Required work. Restate the passage about broadband service in Lafayette from "Cox is looking" up to and including "home technology here.", renaming "customers" as "subscribers".

Cox is looking to unload about 900,000 cable customers, even some in Louisiana — but not Lafayette. Lafayette’s growth makes it a market that Cox wants to keep (not so for Alexandria and Lake Charles), but no commitment of the company to deliver fiber to the home technology here.

What neither BellSouth nor Cox (nor the Sock Puppets) will admit is the fact that should new investments from either of these Atlantans ever flow here, they would not serve the entire community. That is, they would, in effect, red-line sections of the community, some neighborhoods would get the investments but not all.

One major benefit of the LUS project for Lafayette as a community would be the fact that their system would indeed go to every home and business in the LUS service area.

This will do more than close the digital divide in Lafayette, it will also create a bridge across the racial divide that still plagues Lafayette and hampers our progress as a community. Forty years after the march across the Edmund Pettis Bridge in Selma, Alabama, Lafayette remains a community that is still significantly segregated.

Information shown.
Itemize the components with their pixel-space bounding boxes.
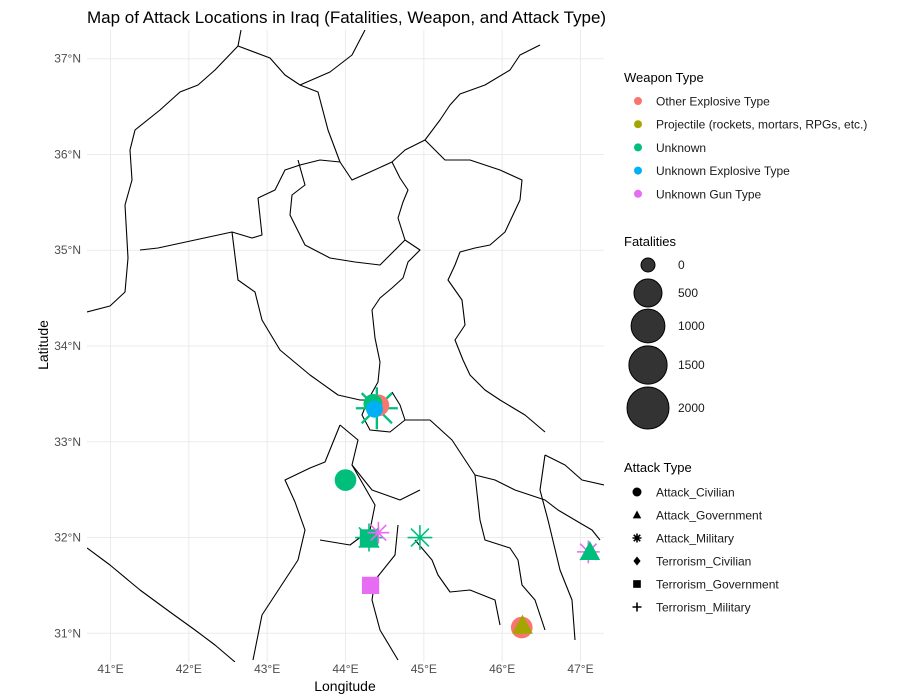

Result for this task.
Cox is looking to unload about 900,000 cable subscribers, even some in Louisiana — but not Lafayette. Lafayette’s growth makes it a market that Cox wants to keep (not so for Alexandria and Lake Charles), but no commitment of the company to deliver fiber to the home technology here.